_GIVEN INSTRUCTION_.
Report only how many lines of the entries below contain the string "sculpture".

————————

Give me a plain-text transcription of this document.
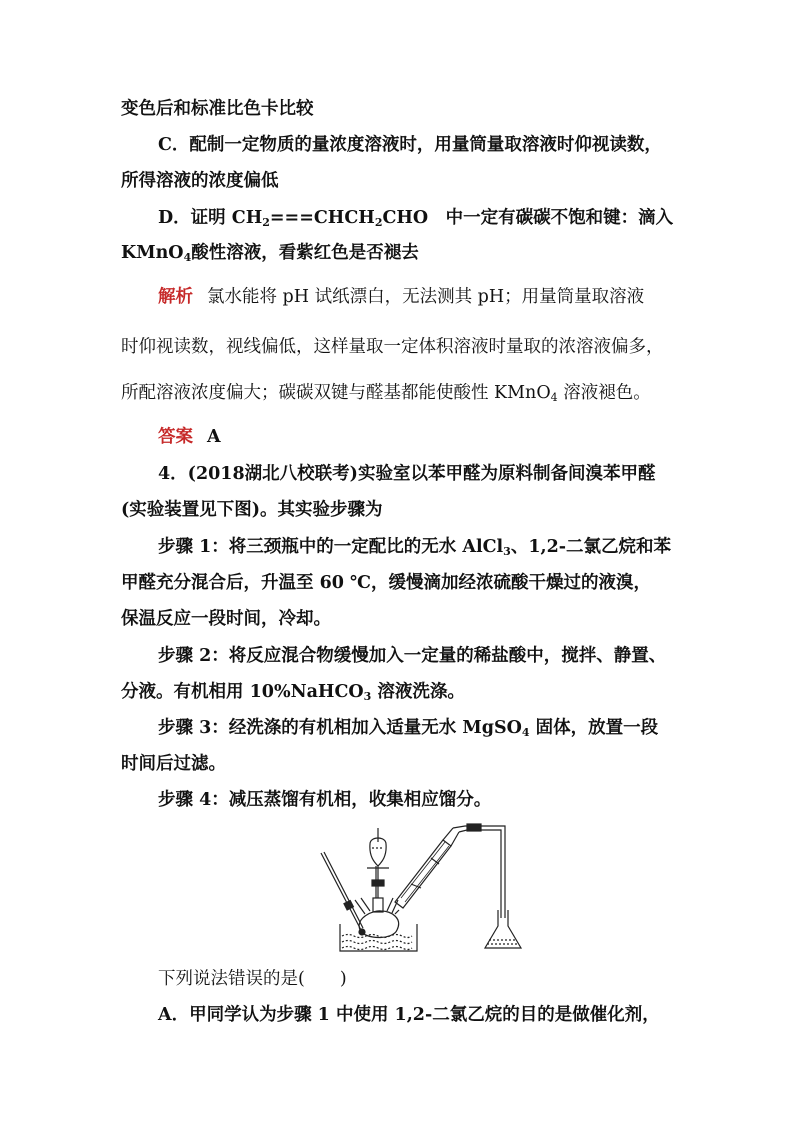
变色后和标准比色卡比较
C．配制一定物质的量浓度溶液时，用量筒量取溶液时仰视读数，
所得溶液的浓度偏低
D．证明 $CH_2===CHCH_2CHO$　中一定有碳碳不饱和键：滴入
KMnO$_4$酸性溶液，看紫红色是否褪去
解析 氯水能将 pH 试纸漂白，无法测其 pH；用量筒量取溶液
时仰视读数，视线偏低，这样量取一定体积溶液时量取的浓溶液偏多，
所配溶液浓度偏大；碳碳双键与醛基都能使酸性 KMnO$_4$ 溶液褪色。
答案 A
4．(2018湖北八校联考)实验室以苯甲醛为原料制备间溴苯甲醛
(实验装置见下图)。其实验步骤为
步骤 1：将三颈瓶中的一定配比的无水 AlCl$_3$、1,2-二氯乙烷和苯
甲醛充分混合后，升温至 60 ℃，缓慢滴加经浓硫酸干燥过的液溴，
保温反应一段时间，冷却。
步骤 2：将反应混合物缓慢加入一定量的稀盐酸中，搅拌、静置、
分液。有机相用 10%NaHCO$_3$ 溶液洗涤。
步骤 3：经洗涤的有机相加入适量无水 MgSO$_4$ 固体，放置一段
时间后过滤。
步骤 4：减压蒸馏有机相，收集相应馏分。
下列说法错误的是(　　)
A．甲同学认为步骤 1 中使用 1,2-二氯乙烷的目的是做催化剂，
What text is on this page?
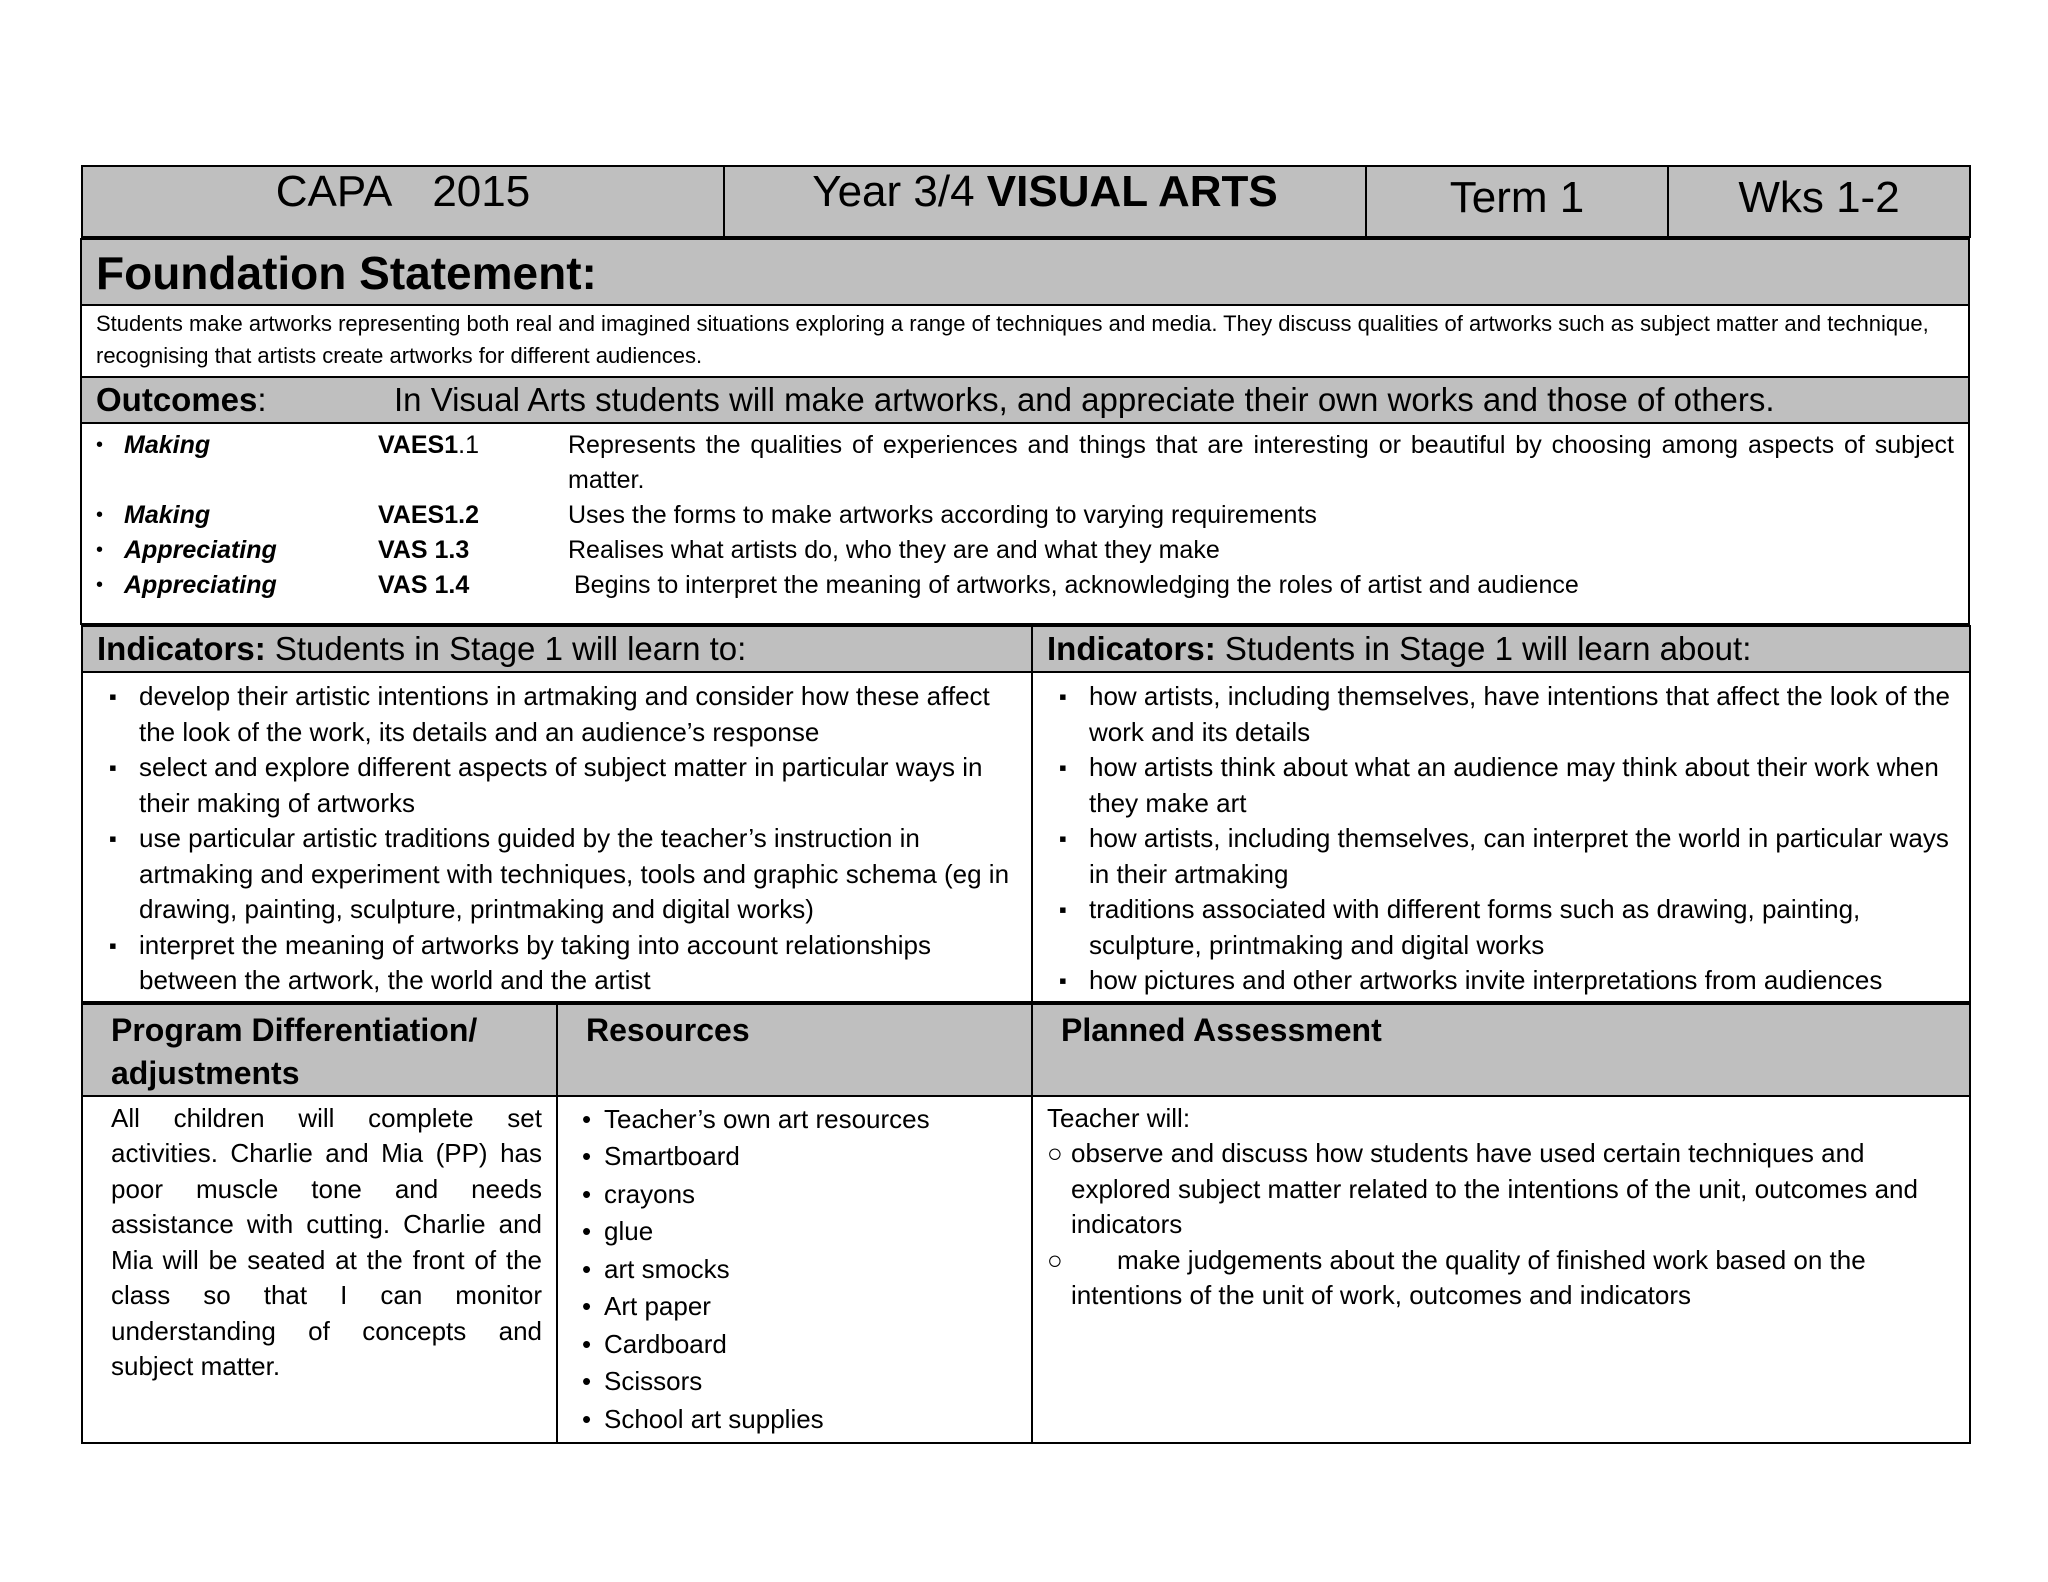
CAPA 2015	Year 3/4 VISUAL ARTS	Term 1	Wks 1-2

Foundation Statement:
Students make artworks representing both real and imagined situations exploring a range of techniques and media. They discuss qualities of artworks such as subject matter and technique, recognising that artists create artworks for different audiences.

Outcomes:	In Visual Arts students will make artworks, and appreciate their own works and those of others.

• Making	VAES1.1	Represents the qualities of experiences and things that are interesting or beautiful by choosing among aspects of subject matter.
• Making	VAES1.2	Uses the forms to make artworks according to varying requirements
• Appreciating	VAS 1.3	Realises what artists do, who they are and what they make
• Appreciating	VAS 1.4	Begins to interpret the meaning of artworks, acknowledging the roles of artist and audience

Indicators: Students in Stage 1 will learn to:	Indicators: Students in Stage 1 will learn about:

▪ develop their artistic intentions in artmaking and consider how these affect the look of the work, its details and an audience’s response
▪ select and explore different aspects of subject matter in particular ways in their making of artworks
▪ use particular artistic traditions guided by the teacher’s instruction in artmaking and experiment with techniques, tools and graphic schema (eg in drawing, painting, sculpture, printmaking and digital works)
▪ interpret the meaning of artworks by taking into account relationships between the artwork, the world and the artist

▪ how artists, including themselves, have intentions that affect the look of the work and its details
▪ how artists think about what an audience may think about their work when they make art
▪ how artists, including themselves, can interpret the world in particular ways in their artmaking
▪ traditions associated with different forms such as drawing, painting, sculpture, printmaking and digital works
▪ how pictures and other artworks invite interpretations from audiences

Program Differentiation/ adjustments	Resources	Planned Assessment
All children will complete set activities. Charlie and Mia (PP) has poor muscle tone and needs assistance with cutting. Charlie and Mia will be seated at the front of the class so that I can monitor understanding of concepts and subject matter.	
• Teacher’s own art resources
• Smartboard
• crayons
• glue
• art smocks
• Art paper
• Cardboard
• Scissors
• School art supplies

Teacher will:
○ observe and discuss how students have used certain techniques and explored subject matter related to the intentions of the unit, outcomes and indicators
○ make judgements about the quality of finished work based on the intentions of the unit of work, outcomes and indicators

————————

_WRITTEN RESPONSE_.
2